### MATERIAL FOR THIS EXERCISE ###

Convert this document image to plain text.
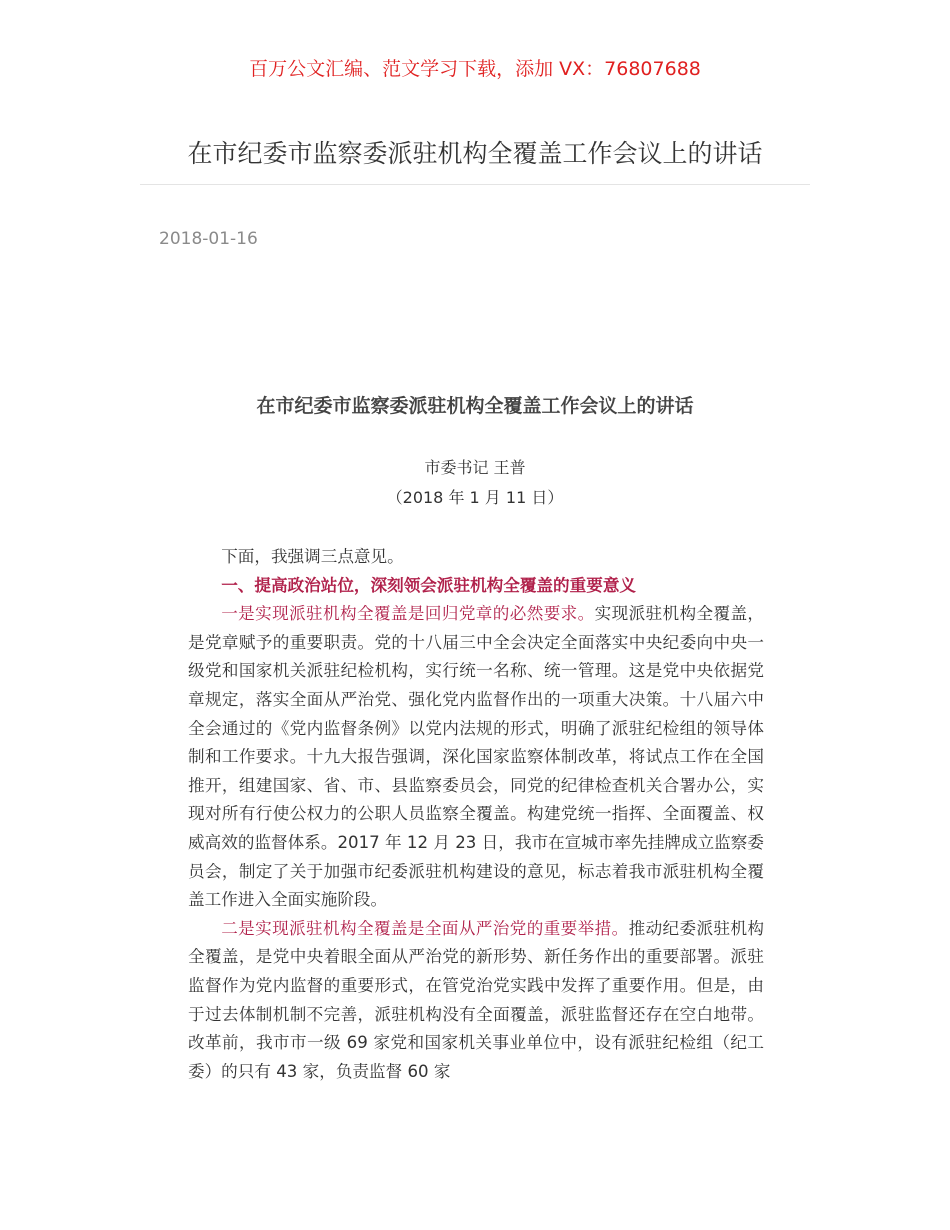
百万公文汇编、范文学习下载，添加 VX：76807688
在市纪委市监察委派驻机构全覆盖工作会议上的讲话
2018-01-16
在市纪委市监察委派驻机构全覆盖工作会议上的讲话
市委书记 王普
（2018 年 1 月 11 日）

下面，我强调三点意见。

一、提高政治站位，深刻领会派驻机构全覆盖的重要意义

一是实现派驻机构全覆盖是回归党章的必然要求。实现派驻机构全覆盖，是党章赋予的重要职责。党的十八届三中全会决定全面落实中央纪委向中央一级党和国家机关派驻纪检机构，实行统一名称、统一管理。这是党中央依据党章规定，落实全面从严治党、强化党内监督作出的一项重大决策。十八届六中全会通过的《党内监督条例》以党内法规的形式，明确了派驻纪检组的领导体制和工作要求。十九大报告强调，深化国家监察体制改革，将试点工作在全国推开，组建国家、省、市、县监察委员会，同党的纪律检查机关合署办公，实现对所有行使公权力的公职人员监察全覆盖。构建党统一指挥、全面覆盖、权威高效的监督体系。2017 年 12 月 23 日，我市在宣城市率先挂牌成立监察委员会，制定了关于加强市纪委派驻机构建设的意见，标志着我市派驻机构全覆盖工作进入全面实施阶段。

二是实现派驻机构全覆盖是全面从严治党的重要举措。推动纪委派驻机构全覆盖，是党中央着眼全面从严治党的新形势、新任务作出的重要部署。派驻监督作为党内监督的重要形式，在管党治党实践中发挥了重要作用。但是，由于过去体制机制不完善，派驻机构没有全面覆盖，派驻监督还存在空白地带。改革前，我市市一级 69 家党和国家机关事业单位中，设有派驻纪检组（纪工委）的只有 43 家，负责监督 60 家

###
### MATERIAL FOR THIS EXERCISE ###

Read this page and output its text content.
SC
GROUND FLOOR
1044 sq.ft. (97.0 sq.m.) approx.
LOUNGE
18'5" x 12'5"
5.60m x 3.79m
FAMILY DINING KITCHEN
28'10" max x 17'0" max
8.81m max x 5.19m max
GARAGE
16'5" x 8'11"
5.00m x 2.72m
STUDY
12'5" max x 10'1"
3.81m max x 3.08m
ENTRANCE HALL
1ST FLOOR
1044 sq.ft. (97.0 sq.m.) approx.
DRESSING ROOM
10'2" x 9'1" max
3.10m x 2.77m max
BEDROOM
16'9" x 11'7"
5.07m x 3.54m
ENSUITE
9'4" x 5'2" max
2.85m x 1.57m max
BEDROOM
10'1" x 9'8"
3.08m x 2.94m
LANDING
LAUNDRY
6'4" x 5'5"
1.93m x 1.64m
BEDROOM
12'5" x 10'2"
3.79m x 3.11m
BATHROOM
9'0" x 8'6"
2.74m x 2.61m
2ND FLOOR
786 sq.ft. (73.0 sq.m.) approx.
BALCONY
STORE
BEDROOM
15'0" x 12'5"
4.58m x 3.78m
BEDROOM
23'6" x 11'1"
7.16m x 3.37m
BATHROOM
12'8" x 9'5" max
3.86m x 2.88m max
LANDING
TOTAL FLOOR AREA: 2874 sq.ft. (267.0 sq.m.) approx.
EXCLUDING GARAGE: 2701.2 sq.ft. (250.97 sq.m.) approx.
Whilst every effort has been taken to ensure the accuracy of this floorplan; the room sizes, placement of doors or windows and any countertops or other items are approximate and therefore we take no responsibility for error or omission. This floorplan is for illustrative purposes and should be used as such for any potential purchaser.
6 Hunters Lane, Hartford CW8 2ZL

###

▶ JOB: Please list every line of the records that contains "text".

▶ WRITTEN REPLY:
Convert this document image to plain text.
Read this page and output its text content.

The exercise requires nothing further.